--- START OF Input rows ---

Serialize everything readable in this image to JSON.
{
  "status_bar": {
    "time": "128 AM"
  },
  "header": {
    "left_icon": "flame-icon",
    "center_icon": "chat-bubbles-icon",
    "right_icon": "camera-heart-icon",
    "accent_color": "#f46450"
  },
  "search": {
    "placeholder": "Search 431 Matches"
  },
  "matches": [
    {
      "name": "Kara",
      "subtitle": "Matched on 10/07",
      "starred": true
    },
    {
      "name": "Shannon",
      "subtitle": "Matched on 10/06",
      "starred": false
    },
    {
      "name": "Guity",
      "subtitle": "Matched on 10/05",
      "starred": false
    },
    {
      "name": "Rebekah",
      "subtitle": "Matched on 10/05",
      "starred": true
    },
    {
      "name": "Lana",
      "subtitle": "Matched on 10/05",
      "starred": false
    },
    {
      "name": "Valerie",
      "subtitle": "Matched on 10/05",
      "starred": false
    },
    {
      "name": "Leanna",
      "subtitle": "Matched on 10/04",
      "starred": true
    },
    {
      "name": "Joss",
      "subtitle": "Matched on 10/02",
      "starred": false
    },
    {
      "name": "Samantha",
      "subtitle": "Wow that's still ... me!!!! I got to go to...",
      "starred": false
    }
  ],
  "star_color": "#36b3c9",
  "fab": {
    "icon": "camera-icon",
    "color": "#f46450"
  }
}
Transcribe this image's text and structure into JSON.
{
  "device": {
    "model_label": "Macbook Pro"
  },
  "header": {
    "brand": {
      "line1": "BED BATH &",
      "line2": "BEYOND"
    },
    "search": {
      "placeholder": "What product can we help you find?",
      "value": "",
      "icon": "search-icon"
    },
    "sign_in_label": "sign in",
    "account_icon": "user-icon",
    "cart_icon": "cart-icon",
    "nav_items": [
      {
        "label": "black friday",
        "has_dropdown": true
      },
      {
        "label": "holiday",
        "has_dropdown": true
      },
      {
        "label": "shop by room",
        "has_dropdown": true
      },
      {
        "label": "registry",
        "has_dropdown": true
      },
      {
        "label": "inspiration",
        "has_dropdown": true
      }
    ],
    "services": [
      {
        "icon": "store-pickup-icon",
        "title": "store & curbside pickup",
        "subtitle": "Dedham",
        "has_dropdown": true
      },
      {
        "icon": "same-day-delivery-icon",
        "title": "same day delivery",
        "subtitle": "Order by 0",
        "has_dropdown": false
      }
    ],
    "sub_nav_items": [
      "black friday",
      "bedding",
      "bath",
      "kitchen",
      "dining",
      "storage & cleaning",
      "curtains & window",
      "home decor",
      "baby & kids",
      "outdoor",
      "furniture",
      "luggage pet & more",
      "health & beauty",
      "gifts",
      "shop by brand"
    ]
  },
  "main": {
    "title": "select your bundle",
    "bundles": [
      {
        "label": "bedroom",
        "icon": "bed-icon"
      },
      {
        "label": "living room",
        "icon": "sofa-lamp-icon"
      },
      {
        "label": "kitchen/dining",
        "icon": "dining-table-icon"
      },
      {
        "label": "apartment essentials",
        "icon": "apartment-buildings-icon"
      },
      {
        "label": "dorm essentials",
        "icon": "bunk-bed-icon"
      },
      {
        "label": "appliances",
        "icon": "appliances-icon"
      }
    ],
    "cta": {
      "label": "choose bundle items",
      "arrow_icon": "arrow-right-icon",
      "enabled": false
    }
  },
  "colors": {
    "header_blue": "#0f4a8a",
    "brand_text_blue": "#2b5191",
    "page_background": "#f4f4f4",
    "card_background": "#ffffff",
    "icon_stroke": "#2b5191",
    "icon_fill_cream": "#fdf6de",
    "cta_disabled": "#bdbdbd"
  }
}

--- END OF Input rows ---

→ Job:
Using the listing above, locate the lines that hold "apartment" and copy each one.

→ Solution:
        "label": "apartment essentials",
        "icon": "apartment-buildings-icon"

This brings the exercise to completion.